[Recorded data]
⟨

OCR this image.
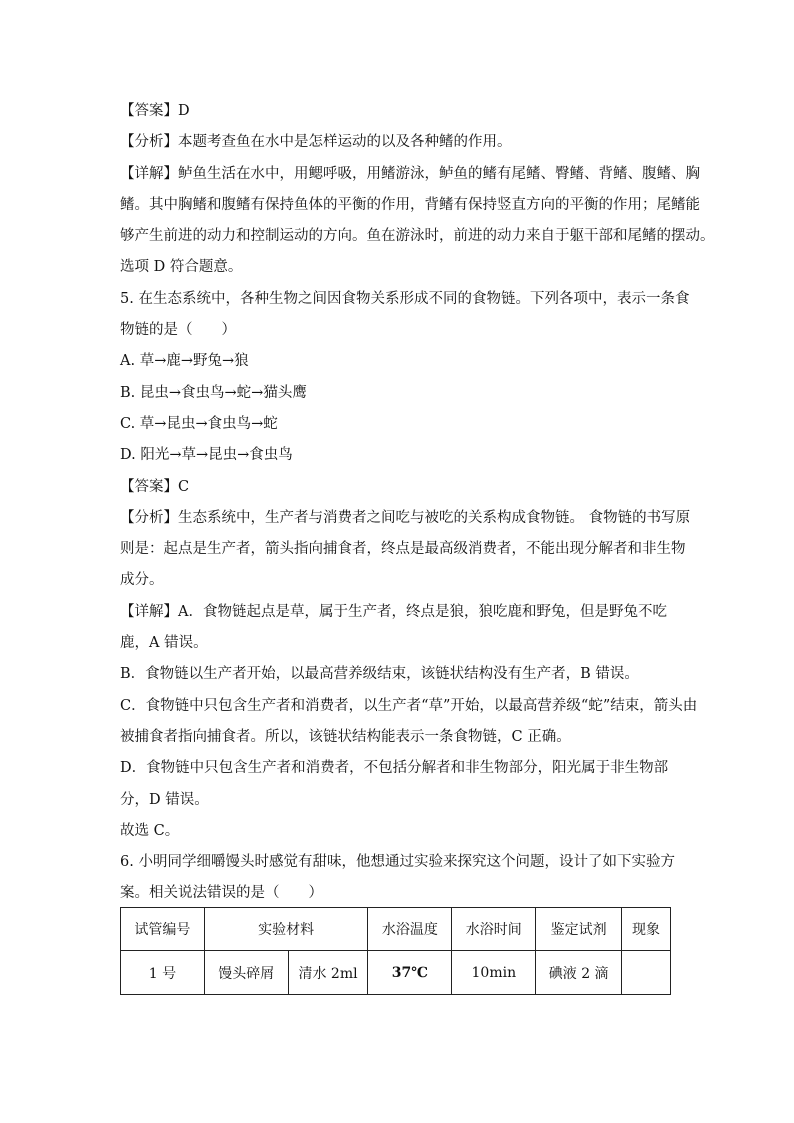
【答案】D
【分析】本题考查鱼在水中是怎样运动的以及各种鳍的作用。
【详解】鲈鱼生活在水中，用鳃呼吸，用鳍游泳，鲈鱼的鳍有尾鳍、臀鳍、背鳍、腹鳍、胸
鳍。其中胸鳍和腹鳍有保持鱼体的平衡的作用，背鳍有保持竖直方向的平衡的作用；尾鳍能
够产生前进的动力和控制运动的方向。鱼在游泳时，前进的动力来自于躯干部和尾鳍的摆动。
选项 D 符合题意。
5. 在生态系统中，各种生物之间因食物关系形成不同的食物链。下列各项中，表示一条食
物链的是（　　）
A. 草→鹿→野兔→狼
B. 昆虫→食虫鸟→蛇→猫头鹰
C. 草→昆虫→食虫鸟→蛇
D. 阳光→草→昆虫→食虫鸟
【答案】C
【分析】生态系统中，生产者与消费者之间吃与被吃的关系构成食物链。 食物链的书写原
则是：起点是生产者，箭头指向捕食者，终点是最高级消费者，不能出现分解者和非生物
成分。
【详解】A．食物链起点是草，属于生产者，终点是狼，狼吃鹿和野兔，但是野兔不吃
鹿，A 错误。
B．食物链以生产者开始，以最高营养级结束，该链状结构没有生产者，B 错误。
C．食物链中只包含生产者和消费者，以生产者“草”开始，以最高营养级“蛇”结束，箭头由
被捕食者指向捕食者。所以，该链状结构能表示一条食物链，C 正确。
D．食物链中只包含生产者和消费者，不包括分解者和非生物部分，阳光属于非生物部
分，D 错误。
故选 C。
6. 小明同学细嚼馒头时感觉有甜味，他想通过实验来探究这个问题，设计了如下实验方
案。相关说法错误的是（　　）
试管编号	实验材料		水浴温度	水浴时间	鉴定试剂	现象
1 号	馒头碎屑	清水 2ml	37℃	10min	碘液 2 滴	
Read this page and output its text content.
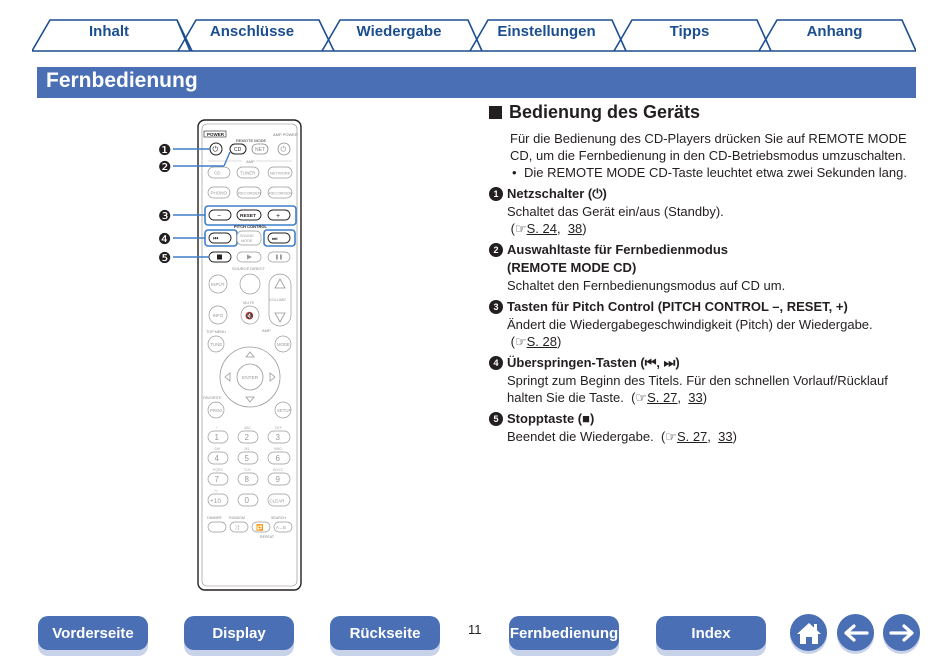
Inhalt	Anschlüsse	Wiedergabe	Einstellungen	Tipps	Anhang
Fernbedienung
POWER
REMOTE MODE
AMP POWER
⏻	CD	NET ⏻
AMP
CD	TUNER	NETWORK
PHONO	RECORDER RECORDER
−	RESET	+
PITCH CONTROL
⏮
SOUND
MODE	⏭
SOURCE DIRECT
INPUT
VOLUME
MUTE
🔇
INFO
TOP MENU	AMP
TUNE	MODE
ENTER
FAVORITE
PROG	SETUP
1	2	3
4	5	6
7	8	9
+10	0	CLEAR
/	ABC	DEF
GHI	JKL	MNO
PQRS	TUV	WXYZ
+/-
DIMMER RANDOM	SEARCH
⤨	🔁	A↔B
REPEAT
❶
❷
❸
❹
❺
Bedienung des Geräts
Für die Bedienung des CD-Players drücken Sie auf REMOTE MODE CD, um die Fernbedienung in den CD-Betriebsmodus umzuschalten.
• Die REMOTE MODE CD-Taste leuchtet etwa zwei Sekunden lang.
1 Netzschalter (⏻)
Schaltet das Gerät ein/aus (Standby).
(☞S. 24,  38)
2 Auswahltaste für Fernbedienmodus
(REMOTE MODE CD)
Schaltet den Fernbedienungsmodus auf CD um.
3 Tasten für Pitch Control (PITCH CONTROL –, RESET, +)
Ändert die Wiedergabegeschwindigkeit (Pitch) der Wiedergabe.
(☞S. 28)
4 Überspringen-Tasten (⏮, ⏭)
Springt zum Beginn des Titels. Für den schnellen Vorlauf/Rücklauf halten Sie die Taste. (☞S. 27,  33)
5 Stopptaste (■)
Beendet die Wiedergabe. (☞S. 27,  33)
Vorderseite	Display	Rückseite	11 Fernbedienung	Index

⟩

▶ Exercise brief: Scan the material for lines with the word "Wiedergabe", and copy each line you find.

▶ Solution for this exercise:
Inhalt	Anschlüsse	Wiedergabe	Einstellungen	Tipps	Anhang
Ändert die Wiedergabegeschwindigkeit (Pitch) der Wiedergabe.
Beendet die Wiedergabe. (☞S. 27,  33)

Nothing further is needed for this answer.